## Problem details
Among the lines below, count those with "name". Give the total alone.

─── Provided material ───

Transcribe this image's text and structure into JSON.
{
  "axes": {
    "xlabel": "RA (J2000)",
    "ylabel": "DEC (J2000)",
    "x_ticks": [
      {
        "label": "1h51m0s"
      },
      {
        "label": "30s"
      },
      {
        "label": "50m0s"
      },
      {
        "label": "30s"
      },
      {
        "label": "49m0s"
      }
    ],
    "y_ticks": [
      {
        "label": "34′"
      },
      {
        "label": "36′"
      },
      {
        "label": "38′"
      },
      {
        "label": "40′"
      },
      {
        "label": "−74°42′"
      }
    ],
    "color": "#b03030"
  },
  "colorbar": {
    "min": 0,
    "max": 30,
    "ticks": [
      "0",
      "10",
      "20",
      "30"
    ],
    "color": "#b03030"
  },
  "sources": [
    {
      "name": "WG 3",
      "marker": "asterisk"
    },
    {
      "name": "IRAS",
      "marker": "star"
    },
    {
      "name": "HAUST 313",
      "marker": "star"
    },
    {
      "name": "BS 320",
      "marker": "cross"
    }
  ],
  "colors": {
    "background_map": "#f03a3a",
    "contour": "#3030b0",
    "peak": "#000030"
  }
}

───

## Answer to this task
4